*Your task*
Note each line of the listing that contains the string "January", and copy it.

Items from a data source

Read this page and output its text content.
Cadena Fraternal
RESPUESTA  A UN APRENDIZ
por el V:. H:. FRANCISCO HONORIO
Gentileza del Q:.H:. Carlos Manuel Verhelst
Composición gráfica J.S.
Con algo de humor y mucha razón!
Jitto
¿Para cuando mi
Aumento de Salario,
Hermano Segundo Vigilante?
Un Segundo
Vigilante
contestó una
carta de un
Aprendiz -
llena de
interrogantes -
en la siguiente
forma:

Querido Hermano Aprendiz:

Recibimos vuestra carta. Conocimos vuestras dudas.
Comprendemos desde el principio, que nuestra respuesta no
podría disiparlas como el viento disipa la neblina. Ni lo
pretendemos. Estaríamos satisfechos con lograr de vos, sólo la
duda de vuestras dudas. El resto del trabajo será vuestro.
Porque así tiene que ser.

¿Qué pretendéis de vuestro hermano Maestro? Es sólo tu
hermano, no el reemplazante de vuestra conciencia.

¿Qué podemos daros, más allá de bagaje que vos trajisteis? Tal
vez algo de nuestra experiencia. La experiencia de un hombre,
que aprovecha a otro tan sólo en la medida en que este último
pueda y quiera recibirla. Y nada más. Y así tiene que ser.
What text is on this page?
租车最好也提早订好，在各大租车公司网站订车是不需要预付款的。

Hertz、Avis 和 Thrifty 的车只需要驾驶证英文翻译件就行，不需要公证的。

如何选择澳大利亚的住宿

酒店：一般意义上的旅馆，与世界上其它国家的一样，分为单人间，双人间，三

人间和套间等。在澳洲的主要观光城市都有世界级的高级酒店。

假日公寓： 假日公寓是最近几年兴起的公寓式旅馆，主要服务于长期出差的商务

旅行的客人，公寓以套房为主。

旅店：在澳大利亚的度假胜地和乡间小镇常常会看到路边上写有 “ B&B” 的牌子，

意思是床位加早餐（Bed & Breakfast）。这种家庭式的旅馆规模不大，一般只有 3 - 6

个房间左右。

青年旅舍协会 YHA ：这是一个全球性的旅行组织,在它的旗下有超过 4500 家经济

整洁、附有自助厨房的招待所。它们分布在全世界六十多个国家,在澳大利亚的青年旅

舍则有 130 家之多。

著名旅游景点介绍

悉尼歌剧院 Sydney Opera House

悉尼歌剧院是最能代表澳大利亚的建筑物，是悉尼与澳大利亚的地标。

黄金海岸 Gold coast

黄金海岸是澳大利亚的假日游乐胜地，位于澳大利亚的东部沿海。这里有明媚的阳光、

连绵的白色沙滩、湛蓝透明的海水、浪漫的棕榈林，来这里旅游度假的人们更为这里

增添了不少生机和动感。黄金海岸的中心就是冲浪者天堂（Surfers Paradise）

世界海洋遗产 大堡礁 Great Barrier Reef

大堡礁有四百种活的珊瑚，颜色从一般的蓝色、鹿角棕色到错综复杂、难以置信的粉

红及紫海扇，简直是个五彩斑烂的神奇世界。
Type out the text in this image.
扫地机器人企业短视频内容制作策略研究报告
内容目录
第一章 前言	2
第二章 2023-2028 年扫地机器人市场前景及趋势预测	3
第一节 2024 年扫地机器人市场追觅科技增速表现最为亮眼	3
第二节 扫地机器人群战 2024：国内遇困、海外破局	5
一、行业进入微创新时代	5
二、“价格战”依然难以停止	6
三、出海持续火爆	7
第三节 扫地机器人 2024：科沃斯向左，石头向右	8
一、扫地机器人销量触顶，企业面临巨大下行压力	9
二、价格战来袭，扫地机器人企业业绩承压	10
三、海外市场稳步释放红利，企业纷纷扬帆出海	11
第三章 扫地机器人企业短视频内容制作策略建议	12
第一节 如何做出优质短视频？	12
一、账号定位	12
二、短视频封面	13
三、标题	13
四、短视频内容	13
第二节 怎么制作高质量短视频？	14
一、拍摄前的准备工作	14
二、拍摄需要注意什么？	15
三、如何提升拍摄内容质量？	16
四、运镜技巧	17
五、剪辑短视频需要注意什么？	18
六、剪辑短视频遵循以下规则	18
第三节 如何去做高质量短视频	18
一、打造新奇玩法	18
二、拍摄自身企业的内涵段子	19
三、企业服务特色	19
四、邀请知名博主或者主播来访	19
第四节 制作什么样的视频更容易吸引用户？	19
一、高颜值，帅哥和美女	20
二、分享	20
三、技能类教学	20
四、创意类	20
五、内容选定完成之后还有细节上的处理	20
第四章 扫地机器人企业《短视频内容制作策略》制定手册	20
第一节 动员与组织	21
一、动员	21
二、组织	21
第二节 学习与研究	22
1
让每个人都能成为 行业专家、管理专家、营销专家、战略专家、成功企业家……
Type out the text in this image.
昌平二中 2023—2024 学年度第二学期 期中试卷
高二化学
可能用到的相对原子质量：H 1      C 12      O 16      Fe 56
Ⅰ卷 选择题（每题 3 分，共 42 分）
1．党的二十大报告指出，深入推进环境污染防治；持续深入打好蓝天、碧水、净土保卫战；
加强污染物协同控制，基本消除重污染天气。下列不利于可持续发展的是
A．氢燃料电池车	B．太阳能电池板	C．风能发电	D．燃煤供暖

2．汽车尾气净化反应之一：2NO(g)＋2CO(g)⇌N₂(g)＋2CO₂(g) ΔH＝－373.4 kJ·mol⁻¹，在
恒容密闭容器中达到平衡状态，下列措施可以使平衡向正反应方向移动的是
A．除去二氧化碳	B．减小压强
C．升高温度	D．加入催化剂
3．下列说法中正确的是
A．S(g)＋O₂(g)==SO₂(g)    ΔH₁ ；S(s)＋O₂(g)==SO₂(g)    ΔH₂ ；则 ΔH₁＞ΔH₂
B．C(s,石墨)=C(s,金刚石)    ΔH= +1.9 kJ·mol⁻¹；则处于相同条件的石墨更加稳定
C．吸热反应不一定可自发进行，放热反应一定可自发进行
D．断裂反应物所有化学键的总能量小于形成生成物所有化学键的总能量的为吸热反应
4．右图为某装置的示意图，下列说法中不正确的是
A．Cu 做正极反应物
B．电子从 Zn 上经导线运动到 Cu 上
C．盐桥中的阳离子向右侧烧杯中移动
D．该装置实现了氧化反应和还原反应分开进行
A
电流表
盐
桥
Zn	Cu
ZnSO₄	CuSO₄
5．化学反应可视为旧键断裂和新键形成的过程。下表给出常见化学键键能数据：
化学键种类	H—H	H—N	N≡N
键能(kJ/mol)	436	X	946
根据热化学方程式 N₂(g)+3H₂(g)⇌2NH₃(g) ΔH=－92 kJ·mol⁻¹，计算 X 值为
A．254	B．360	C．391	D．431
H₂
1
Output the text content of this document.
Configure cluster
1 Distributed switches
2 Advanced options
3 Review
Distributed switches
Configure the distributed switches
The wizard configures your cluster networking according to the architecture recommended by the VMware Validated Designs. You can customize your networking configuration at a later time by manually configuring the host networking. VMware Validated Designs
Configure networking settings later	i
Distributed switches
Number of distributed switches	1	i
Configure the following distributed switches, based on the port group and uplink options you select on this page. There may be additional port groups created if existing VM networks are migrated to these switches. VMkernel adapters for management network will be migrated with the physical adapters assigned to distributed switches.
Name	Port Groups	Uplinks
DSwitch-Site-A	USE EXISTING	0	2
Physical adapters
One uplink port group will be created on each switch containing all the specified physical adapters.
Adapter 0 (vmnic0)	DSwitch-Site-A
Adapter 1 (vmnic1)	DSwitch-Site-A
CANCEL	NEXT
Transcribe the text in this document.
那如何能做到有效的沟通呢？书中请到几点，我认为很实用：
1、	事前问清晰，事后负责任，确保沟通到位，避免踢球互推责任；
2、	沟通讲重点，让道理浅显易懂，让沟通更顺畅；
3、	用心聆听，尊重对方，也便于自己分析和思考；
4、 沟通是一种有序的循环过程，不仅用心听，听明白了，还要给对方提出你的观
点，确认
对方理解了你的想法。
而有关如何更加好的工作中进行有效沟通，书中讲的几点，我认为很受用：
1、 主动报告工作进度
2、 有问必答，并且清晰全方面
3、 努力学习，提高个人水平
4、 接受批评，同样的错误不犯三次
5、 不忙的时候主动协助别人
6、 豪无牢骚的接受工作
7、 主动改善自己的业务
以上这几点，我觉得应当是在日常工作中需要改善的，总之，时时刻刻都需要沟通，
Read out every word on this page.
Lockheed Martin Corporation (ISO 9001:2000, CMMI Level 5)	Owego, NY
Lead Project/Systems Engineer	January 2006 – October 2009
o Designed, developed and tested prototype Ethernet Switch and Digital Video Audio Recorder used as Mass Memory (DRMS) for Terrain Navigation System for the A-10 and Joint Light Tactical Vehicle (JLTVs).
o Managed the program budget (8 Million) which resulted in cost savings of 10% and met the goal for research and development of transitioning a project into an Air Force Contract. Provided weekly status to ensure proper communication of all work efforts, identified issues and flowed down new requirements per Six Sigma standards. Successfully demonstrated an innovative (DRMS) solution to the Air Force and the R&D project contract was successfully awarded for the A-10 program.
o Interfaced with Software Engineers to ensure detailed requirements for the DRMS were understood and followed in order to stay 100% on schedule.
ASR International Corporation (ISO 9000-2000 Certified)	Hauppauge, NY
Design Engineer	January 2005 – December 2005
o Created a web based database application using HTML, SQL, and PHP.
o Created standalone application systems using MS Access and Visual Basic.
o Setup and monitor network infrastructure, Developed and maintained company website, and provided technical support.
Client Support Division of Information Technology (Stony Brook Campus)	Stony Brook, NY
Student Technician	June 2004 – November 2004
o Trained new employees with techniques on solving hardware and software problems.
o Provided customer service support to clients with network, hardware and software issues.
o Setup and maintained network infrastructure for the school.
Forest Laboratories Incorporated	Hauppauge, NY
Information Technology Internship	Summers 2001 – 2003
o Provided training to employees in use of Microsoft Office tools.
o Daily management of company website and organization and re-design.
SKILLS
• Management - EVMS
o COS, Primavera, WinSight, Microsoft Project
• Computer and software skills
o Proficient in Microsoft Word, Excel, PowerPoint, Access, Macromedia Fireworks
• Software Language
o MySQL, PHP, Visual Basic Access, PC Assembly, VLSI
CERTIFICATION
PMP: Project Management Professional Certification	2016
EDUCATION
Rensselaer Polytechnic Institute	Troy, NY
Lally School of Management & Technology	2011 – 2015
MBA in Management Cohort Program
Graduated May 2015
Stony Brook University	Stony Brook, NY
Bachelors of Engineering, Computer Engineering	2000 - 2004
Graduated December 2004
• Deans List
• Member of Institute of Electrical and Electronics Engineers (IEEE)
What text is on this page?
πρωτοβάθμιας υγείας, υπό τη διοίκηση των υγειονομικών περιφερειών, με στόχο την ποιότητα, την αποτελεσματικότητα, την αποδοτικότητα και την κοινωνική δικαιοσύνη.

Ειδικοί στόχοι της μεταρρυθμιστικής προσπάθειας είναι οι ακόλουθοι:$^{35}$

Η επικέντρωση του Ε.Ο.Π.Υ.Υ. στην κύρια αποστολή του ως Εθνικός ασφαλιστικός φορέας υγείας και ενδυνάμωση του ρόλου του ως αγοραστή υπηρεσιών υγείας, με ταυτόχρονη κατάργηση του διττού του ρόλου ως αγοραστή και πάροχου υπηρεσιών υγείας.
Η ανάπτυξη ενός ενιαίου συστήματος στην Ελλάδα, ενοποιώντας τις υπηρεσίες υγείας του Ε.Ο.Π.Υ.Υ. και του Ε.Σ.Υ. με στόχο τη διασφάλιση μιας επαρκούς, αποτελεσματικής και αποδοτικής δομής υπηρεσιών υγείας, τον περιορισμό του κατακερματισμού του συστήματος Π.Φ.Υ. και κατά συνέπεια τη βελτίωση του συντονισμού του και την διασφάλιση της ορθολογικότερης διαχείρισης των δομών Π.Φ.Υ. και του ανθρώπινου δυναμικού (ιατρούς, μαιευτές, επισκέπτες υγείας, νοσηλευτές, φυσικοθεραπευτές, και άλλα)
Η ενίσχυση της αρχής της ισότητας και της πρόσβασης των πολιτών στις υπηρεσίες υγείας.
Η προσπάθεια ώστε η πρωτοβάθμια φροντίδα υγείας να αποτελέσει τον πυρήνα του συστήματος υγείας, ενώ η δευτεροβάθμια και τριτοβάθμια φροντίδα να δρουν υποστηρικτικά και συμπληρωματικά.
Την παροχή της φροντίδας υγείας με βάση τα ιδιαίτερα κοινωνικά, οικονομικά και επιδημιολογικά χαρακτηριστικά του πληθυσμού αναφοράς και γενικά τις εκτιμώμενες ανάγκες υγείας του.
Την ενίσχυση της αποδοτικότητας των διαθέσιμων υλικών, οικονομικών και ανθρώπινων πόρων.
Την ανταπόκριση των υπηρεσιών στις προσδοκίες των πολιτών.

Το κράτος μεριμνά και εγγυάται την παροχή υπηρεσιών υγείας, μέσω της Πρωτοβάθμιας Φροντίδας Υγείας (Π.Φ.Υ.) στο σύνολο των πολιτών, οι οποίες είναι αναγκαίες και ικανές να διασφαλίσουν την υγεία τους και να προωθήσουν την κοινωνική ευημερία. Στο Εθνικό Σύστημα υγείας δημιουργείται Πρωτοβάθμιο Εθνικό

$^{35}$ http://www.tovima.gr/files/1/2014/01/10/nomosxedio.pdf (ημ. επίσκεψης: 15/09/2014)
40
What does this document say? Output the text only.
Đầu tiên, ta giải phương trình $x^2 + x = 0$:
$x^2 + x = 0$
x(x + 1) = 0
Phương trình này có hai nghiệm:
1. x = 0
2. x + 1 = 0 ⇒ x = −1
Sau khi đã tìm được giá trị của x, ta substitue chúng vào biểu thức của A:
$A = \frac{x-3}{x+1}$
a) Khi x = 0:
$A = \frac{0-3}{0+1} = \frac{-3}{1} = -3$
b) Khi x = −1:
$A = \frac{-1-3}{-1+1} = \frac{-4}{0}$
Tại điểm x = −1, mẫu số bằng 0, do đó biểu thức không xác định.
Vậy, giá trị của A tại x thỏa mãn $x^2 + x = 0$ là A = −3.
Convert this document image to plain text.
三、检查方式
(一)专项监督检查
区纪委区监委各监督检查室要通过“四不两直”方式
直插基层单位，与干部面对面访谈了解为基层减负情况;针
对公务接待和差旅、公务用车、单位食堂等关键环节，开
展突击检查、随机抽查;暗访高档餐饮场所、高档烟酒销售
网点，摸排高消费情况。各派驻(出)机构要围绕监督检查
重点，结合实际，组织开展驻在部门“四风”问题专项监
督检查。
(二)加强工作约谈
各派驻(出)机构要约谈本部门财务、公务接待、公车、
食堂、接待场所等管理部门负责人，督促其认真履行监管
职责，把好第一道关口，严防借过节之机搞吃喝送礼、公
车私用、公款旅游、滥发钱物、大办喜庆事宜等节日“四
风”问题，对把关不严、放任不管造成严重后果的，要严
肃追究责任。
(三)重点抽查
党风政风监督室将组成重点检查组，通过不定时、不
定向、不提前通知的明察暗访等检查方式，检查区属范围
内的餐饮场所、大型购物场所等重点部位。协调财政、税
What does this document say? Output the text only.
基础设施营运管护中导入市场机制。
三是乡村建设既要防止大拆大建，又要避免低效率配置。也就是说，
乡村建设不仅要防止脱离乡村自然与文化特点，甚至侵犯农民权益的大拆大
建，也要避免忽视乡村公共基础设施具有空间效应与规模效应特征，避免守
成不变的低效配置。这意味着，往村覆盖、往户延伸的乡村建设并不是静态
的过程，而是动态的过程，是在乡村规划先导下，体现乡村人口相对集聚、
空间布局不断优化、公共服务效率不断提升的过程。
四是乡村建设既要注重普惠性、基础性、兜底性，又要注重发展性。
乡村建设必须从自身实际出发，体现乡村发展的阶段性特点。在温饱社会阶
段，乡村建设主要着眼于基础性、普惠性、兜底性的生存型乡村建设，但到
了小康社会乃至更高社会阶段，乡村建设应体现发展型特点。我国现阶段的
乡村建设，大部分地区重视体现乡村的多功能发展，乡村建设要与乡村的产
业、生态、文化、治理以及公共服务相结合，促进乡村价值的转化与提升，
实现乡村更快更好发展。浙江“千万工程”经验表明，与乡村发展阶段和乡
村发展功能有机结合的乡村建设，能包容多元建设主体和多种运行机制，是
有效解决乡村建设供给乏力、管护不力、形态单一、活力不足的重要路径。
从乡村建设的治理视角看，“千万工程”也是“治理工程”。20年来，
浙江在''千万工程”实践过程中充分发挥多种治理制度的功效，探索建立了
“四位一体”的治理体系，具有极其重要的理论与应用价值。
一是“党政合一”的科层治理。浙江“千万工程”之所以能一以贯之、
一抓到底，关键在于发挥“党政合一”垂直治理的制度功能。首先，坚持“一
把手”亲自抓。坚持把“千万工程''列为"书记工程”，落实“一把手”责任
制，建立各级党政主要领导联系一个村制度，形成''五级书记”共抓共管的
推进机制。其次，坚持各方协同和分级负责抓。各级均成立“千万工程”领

*Problem solution*
Lead Project/Systems Engineer	January 2006 – October 2009
Design Engineer	January 2005 – December 2005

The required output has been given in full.